# Start of DATASET EXTRACT

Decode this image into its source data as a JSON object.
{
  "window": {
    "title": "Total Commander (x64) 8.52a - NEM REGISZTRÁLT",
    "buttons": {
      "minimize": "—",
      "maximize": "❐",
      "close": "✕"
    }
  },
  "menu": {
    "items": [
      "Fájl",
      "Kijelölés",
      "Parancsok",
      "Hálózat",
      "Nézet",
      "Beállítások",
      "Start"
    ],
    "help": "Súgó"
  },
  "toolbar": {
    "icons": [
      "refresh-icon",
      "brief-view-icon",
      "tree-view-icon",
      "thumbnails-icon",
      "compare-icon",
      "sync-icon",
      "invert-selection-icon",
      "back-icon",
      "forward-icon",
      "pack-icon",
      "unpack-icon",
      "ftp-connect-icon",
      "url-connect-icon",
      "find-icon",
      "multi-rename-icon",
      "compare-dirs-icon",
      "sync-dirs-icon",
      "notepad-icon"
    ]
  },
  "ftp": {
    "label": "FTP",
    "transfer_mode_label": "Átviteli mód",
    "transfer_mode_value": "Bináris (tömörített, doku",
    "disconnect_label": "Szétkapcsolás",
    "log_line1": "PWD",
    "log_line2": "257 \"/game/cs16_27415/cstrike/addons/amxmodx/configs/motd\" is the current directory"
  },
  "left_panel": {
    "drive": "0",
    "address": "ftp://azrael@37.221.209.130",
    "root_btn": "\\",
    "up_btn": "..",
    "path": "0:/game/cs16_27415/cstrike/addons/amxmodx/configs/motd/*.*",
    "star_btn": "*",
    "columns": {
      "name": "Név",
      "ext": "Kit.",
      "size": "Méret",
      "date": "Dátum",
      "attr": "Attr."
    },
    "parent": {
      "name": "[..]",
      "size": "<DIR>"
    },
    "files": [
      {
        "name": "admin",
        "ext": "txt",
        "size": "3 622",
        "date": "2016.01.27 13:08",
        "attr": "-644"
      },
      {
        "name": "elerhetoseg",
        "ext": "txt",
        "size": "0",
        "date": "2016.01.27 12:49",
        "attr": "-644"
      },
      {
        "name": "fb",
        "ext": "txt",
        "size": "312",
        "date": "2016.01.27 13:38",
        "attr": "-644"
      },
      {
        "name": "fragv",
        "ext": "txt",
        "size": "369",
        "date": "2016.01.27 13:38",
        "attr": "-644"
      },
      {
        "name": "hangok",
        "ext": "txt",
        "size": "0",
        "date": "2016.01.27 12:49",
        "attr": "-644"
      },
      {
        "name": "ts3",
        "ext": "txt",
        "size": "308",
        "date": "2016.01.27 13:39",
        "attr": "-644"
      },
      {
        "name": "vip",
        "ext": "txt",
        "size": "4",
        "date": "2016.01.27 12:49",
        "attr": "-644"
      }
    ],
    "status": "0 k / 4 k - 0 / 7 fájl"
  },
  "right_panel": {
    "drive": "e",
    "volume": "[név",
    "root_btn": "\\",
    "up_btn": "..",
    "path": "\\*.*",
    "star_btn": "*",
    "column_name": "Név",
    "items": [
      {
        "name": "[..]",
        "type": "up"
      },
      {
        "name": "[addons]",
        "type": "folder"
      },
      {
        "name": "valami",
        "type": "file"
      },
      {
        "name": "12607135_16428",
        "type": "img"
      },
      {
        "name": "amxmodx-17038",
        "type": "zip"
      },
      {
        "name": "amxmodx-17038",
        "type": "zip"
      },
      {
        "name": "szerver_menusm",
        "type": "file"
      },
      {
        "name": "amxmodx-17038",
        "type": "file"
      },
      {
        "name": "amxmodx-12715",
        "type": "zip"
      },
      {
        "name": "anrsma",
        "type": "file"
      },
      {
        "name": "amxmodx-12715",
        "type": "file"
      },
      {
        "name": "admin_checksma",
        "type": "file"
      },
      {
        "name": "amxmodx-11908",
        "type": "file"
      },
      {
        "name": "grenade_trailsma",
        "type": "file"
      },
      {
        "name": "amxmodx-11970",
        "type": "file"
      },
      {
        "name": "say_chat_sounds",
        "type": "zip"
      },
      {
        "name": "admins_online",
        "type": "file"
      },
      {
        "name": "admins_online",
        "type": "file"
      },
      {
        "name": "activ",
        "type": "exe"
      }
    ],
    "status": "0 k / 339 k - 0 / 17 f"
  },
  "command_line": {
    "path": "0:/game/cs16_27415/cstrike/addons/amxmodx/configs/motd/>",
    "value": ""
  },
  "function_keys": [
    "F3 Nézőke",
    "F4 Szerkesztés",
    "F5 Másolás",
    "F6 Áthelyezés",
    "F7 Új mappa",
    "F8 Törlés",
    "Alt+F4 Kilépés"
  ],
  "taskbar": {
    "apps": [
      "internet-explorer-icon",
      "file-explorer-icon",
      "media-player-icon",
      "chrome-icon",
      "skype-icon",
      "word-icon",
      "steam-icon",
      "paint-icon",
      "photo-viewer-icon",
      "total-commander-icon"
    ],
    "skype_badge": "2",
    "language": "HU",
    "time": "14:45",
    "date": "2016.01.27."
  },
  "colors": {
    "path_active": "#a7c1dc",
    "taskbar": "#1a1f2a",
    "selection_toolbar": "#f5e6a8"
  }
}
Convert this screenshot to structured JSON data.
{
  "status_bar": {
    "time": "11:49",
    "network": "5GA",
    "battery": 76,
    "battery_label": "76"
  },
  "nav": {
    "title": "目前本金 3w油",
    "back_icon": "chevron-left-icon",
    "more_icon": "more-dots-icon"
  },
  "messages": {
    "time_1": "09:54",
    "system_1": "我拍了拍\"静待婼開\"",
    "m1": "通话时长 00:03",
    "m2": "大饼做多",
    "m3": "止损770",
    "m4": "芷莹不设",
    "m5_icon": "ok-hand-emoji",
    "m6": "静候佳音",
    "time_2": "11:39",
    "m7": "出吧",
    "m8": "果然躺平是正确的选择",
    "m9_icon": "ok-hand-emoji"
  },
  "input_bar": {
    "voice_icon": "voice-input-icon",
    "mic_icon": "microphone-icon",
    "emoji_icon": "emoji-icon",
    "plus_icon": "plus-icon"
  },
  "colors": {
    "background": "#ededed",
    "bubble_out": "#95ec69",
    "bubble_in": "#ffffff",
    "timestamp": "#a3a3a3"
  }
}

# End of DATASET EXTRACT

# [TASK GOAL]
Using the data above, repeat every line exactly.

# [TASK ANSWER]
Decode this image into its source data as a JSON object.
{
  "window": {
    "title": "Total Commander (x64) 8.52a - NEM REGISZTRÁLT",
    "buttons": {
      "minimize": "—",
      "maximize": "❐",
      "close": "✕"
    }
  },
  "menu": {
    "items": [
      "Fájl",
      "Kijelölés",
      "Parancsok",
      "Hálózat",
      "Nézet",
      "Beállítások",
      "Start"
    ],
    "help": "Súgó"
  },
  "toolbar": {
    "icons": [
      "refresh-icon",
      "brief-view-icon",
      "tree-view-icon",
      "thumbnails-icon",
      "compare-icon",
      "sync-icon",
      "invert-selection-icon",
      "back-icon",
      "forward-icon",
      "pack-icon",
      "unpack-icon",
      "ftp-connect-icon",
      "url-connect-icon",
      "find-icon",
      "multi-rename-icon",
      "compare-dirs-icon",
      "sync-dirs-icon",
      "notepad-icon"
    ]
  },
  "ftp": {
    "label": "FTP",
    "transfer_mode_label": "Átviteli mód",
    "transfer_mode_value": "Bináris (tömörített, doku",
    "disconnect_label": "Szétkapcsolás",
    "log_line1": "PWD",
    "log_line2": "257 \"/game/cs16_27415/cstrike/addons/amxmodx/configs/motd\" is the current directory"
  },
  "left_panel": {
    "drive": "0",
    "address": "ftp://azrael@37.221.209.130",
    "root_btn": "\\",
    "up_btn": "..",
    "path": "0:/game/cs16_27415/cstrike/addons/amxmodx/configs/motd/*.*",
    "star_btn": "*",
    "columns": {
      "name": "Név",
      "ext": "Kit.",
      "size": "Méret",
      "date": "Dátum",
      "attr": "Attr."
    },
    "parent": {
      "name": "[..]",
      "size": "<DIR>"
    },
    "files": [
      {
        "name": "admin",
        "ext": "txt",
        "size": "3 622",
        "date": "2016.01.27 13:08",
        "attr": "-644"
      },
      {
        "name": "elerhetoseg",
        "ext": "txt",
        "size": "0",
        "date": "2016.01.27 12:49",
        "attr": "-644"
      },
      {
        "name": "fb",
        "ext": "txt",
        "size": "312",
        "date": "2016.01.27 13:38",
        "attr": "-644"
      },
      {
        "name": "fragv",
        "ext": "txt",
        "size": "369",
        "date": "2016.01.27 13:38",
        "attr": "-644"
      },
      {
        "name": "hangok",
        "ext": "txt",
        "size": "0",
        "date": "2016.01.27 12:49",
        "attr": "-644"
      },
      {
        "name": "ts3",
        "ext": "txt",
        "size": "308",
        "date": "2016.01.27 13:39",
        "attr": "-644"
      },
      {
        "name": "vip",
        "ext": "txt",
        "size": "4",
        "date": "2016.01.27 12:49",
        "attr": "-644"
      }
    ],
    "status": "0 k / 4 k - 0 / 7 fájl"
  },
  "right_panel": {
    "drive": "e",
    "volume": "[név",
    "root_btn": "\\",
    "up_btn": "..",
    "path": "\\*.*",
    "star_btn": "*",
    "column_name": "Név",
    "items": [
      {
        "name": "[..]",
        "type": "up"
      },
      {
        "name": "[addons]",
        "type": "folder"
      },
      {
        "name": "valami",
        "type": "file"
      },
      {
        "name": "12607135_16428",
        "type": "img"
      },
      {
        "name": "amxmodx-17038",
        "type": "zip"
      },
      {
        "name": "amxmodx-17038",
        "type": "zip"
      },
      {
        "name": "szerver_menusm",
        "type": "file"
      },
      {
        "name": "amxmodx-17038",
        "type": "file"
      },
      {
        "name": "amxmodx-12715",
        "type": "zip"
      },
      {
        "name": "anrsma",
        "type": "file"
      },
      {
        "name": "amxmodx-12715",
        "type": "file"
      },
      {
        "name": "admin_checksma",
        "type": "file"
      },
      {
        "name": "amxmodx-11908",
        "type": "file"
      },
      {
        "name": "grenade_trailsma",
        "type": "file"
      },
      {
        "name": "amxmodx-11970",
        "type": "file"
      },
      {
        "name": "say_chat_sounds",
        "type": "zip"
      },
      {
        "name": "admins_online",
        "type": "file"
      },
      {
        "name": "admins_online",
        "type": "file"
      },
      {
        "name": "activ",
        "type": "exe"
      }
    ],
    "status": "0 k / 339 k - 0 / 17 f"
  },
  "command_line": {
    "path": "0:/game/cs16_27415/cstrike/addons/amxmodx/configs/motd/>",
    "value": ""
  },
  "function_keys": [
    "F3 Nézőke",
    "F4 Szerkesztés",
    "F5 Másolás",
    "F6 Áthelyezés",
    "F7 Új mappa",
    "F8 Törlés",
    "Alt+F4 Kilépés"
  ],
  "taskbar": {
    "apps": [
      "internet-explorer-icon",
      "file-explorer-icon",
      "media-player-icon",
      "chrome-icon",
      "skype-icon",
      "word-icon",
      "steam-icon",
      "paint-icon",
      "photo-viewer-icon",
      "total-commander-icon"
    ],
    "skype_badge": "2",
    "language": "HU",
    "time": "14:45",
    "date": "2016.01.27."
  },
  "colors": {
    "path_active": "#a7c1dc",
    "taskbar": "#1a1f2a",
    "selection_toolbar": "#f5e6a8"
  }
}
Convert this screenshot to structured JSON data.
{
  "status_bar": {
    "time": "11:49",
    "network": "5GA",
    "battery": 76,
    "battery_label": "76"
  },
  "nav": {
    "title": "目前本金 3w油",
    "back_icon": "chevron-left-icon",
    "more_icon": "more-dots-icon"
  },
  "messages": {
    "time_1": "09:54",
    "system_1": "我拍了拍\"静待婼開\"",
    "m1": "通话时长 00:03",
    "m2": "大饼做多",
    "m3": "止损770",
    "m4": "芷莹不设",
    "m5_icon": "ok-hand-emoji",
    "m6": "静候佳音",
    "time_2": "11:39",
    "m7": "出吧",
    "m8": "果然躺平是正确的选择",
    "m9_icon": "ok-hand-emoji"
  },
  "input_bar": {
    "voice_icon": "voice-input-icon",
    "mic_icon": "microphone-icon",
    "emoji_icon": "emoji-icon",
    "plus_icon": "plus-icon"
  },
  "colors": {
    "background": "#ededed",
    "bubble_out": "#95ec69",
    "bubble_in": "#ffffff",
    "timestamp": "#a3a3a3"
  }
}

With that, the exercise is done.